### [What to do]
Restate the whole of the material. Keep every word, and drop the pictures.

### [Data entries]
-- Start --

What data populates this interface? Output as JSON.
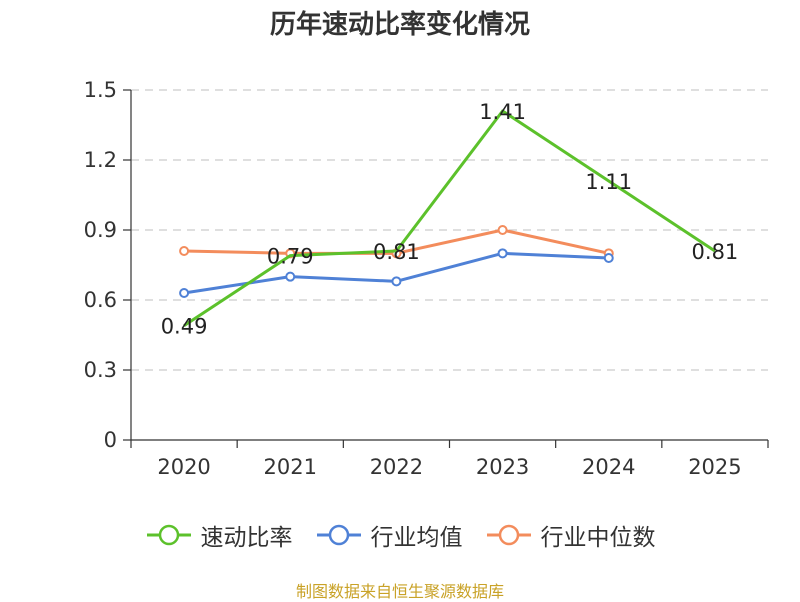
{
  "chart_data": {
    "type": "line",
    "title": "历年速动比率变化情况",
    "categories": [
      "2020",
      "2021",
      "2022",
      "2023",
      "2024",
      "2025"
    ],
    "ylim": [
      0,
      1.5
    ],
    "yticks": [
      "0",
      "0.3",
      "0.6",
      "0.9",
      "1.2",
      "1.5"
    ],
    "grid": true,
    "legend_position": "bottom",
    "series": [
      {
        "name": "速动比率",
        "color": "#5cc12b",
        "values": [
          0.49,
          0.79,
          0.81,
          1.41,
          1.11,
          0.81
        ],
        "labels": [
          "0.49",
          "0.79",
          "0.81",
          "1.41",
          "1.11",
          "0.81"
        ],
        "markers": false
      },
      {
        "name": "行业均值",
        "color": "#4f81d6",
        "values": [
          0.63,
          0.7,
          0.68,
          0.8,
          0.78,
          null
        ],
        "markers": true
      },
      {
        "name": "行业中位数",
        "color": "#f38c5c",
        "values": [
          0.81,
          0.8,
          0.8,
          0.9,
          0.8,
          null
        ],
        "markers": true
      }
    ]
  },
  "footer": {
    "source": "制图数据来自恒生聚源数据库"
  }
}
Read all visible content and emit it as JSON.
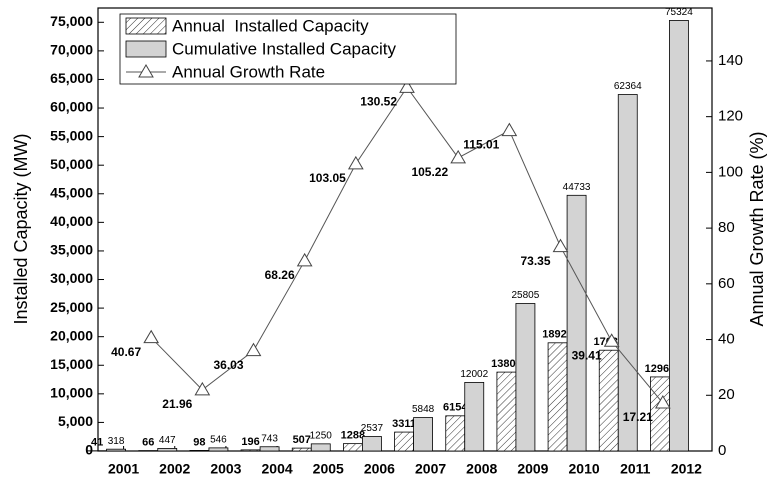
{
  "chart_data": {
    "type": "bar",
    "categories": [
      "2001",
      "2002",
      "2003",
      "2004",
      "2005",
      "2006",
      "2007",
      "2008",
      "2009",
      "2010",
      "2011",
      "2012"
    ],
    "series": [
      {
        "name": "Annual  Installed Capacity",
        "color": "#ffffff",
        "values": [
          41,
          66,
          98,
          196,
          507,
          1288,
          3311,
          6154,
          13803,
          18928,
          17631,
          12960
        ]
      },
      {
        "name": "Cumulative Installed Capacity",
        "color": "#d3d3d3",
        "values": [
          318,
          447,
          546,
          743,
          1250,
          2537,
          5848,
          12002,
          25805,
          44733,
          62364,
          75324
        ]
      },
      {
        "name": "Annual Growth Rate",
        "color": "#555555",
        "axis": "y2",
        "type": "line",
        "values": [
          null,
          40.67,
          21.96,
          36.03,
          68.26,
          103.05,
          130.52,
          105.22,
          115.01,
          73.35,
          39.41,
          17.21
        ]
      }
    ],
    "ylabel": "Installed Capacity (MW)",
    "y2label": "Annual Growth Rate (%)",
    "ylim": [
      0,
      77500
    ],
    "yticks": [
      0,
      {
        "value": 5000,
        "label": "5,000"
      },
      {
        "value": 10000,
        "label": "10,000"
      },
      {
        "value": 15000,
        "label": "15,000"
      },
      {
        "value": 20000,
        "label": "20,000"
      },
      {
        "value": 25000,
        "label": "25,000"
      },
      {
        "value": 30000,
        "label": "30,000"
      },
      {
        "value": 35000,
        "label": "35,000"
      },
      {
        "value": 40000,
        "label": "40,000"
      },
      {
        "value": 45000,
        "label": "45,000"
      },
      {
        "value": 50000,
        "label": "50,000"
      },
      {
        "value": 55000,
        "label": "55,000"
      },
      {
        "value": 60000,
        "label": "60,000"
      },
      {
        "value": 65000,
        "label": "65,000"
      },
      {
        "value": 70000,
        "label": "70,000"
      },
      {
        "value": 75000,
        "label": "75,000"
      }
    ],
    "y2lim": [
      0,
      159
    ],
    "y2ticks": [
      0,
      20,
      40,
      60,
      80,
      100,
      120,
      140
    ],
    "legend": "upper left"
  }
}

-- End --

### [Answer]
What data populates this interface? Output as JSON.
{
  "chart_data": {
    "type": "line",
    "title": "历年速动比率变化情况",
    "categories": [
      "2020",
      "2021",
      "2022",
      "2023",
      "2024",
      "2025"
    ],
    "ylim": [
      0,
      1.5
    ],
    "yticks": [
      "0",
      "0.3",
      "0.6",
      "0.9",
      "1.2",
      "1.5"
    ],
    "grid": true,
    "legend_position": "bottom",
    "series": [
      {
        "name": "速动比率",
        "color": "#5cc12b",
        "values": [
          0.49,
          0.79,
          0.81,
          1.41,
          1.11,
          0.81
        ],
        "labels": [
          "0.49",
          "0.79",
          "0.81",
          "1.41",
          "1.11",
          "0.81"
        ],
        "markers": false
      },
      {
        "name": "行业均值",
        "color": "#4f81d6",
        "values": [
          0.63,
          0.7,
          0.68,
          0.8,
          0.78,
          null
        ],
        "markers": true
      },
      {
        "name": "行业中位数",
        "color": "#f38c5c",
        "values": [
          0.81,
          0.8,
          0.8,
          0.9,
          0.8,
          null
        ],
        "markers": true
      }
    ]
  },
  "footer": {
    "source": "制图数据来自恒生聚源数据库"
  }
}
Read all visible content and emit it as JSON.
{
  "chart_data": {
    "type": "bar",
    "categories": [
      "2001",
      "2002",
      "2003",
      "2004",
      "2005",
      "2006",
      "2007",
      "2008",
      "2009",
      "2010",
      "2011",
      "2012"
    ],
    "series": [
      {
        "name": "Annual  Installed Capacity",
        "color": "#ffffff",
        "values": [
          41,
          66,
          98,
          196,
          507,
          1288,
          3311,
          6154,
          13803,
          18928,
          17631,
          12960
        ]
      },
      {
        "name": "Cumulative Installed Capacity",
        "color": "#d3d3d3",
        "values": [
          318,
          447,
          546,
          743,
          1250,
          2537,
          5848,
          12002,
          25805,
          44733,
          62364,
          75324
        ]
      },
      {
        "name": "Annual Growth Rate",
        "color": "#555555",
        "axis": "y2",
        "type": "line",
        "values": [
          null,
          40.67,
          21.96,
          36.03,
          68.26,
          103.05,
          130.52,
          105.22,
          115.01,
          73.35,
          39.41,
          17.21
        ]
      }
    ],
    "ylabel": "Installed Capacity (MW)",
    "y2label": "Annual Growth Rate (%)",
    "ylim": [
      0,
      77500
    ],
    "yticks": [
      0,
      {
        "value": 5000,
        "label": "5,000"
      },
      {
        "value": 10000,
        "label": "10,000"
      },
      {
        "value": 15000,
        "label": "15,000"
      },
      {
        "value": 20000,
        "label": "20,000"
      },
      {
        "value": 25000,
        "label": "25,000"
      },
      {
        "value": 30000,
        "label": "30,000"
      },
      {
        "value": 35000,
        "label": "35,000"
      },
      {
        "value": 40000,
        "label": "40,000"
      },
      {
        "value": 45000,
        "label": "45,000"
      },
      {
        "value": 50000,
        "label": "50,000"
      },
      {
        "value": 55000,
        "label": "55,000"
      },
      {
        "value": 60000,
        "label": "60,000"
      },
      {
        "value": 65000,
        "label": "65,000"
      },
      {
        "value": 70000,
        "label": "70,000"
      },
      {
        "value": 75000,
        "label": "75,000"
      }
    ],
    "y2lim": [
      0,
      159
    ],
    "y2ticks": [
      0,
      20,
      40,
      60,
      80,
      100,
      120,
      140
    ],
    "legend": "upper left"
  }
}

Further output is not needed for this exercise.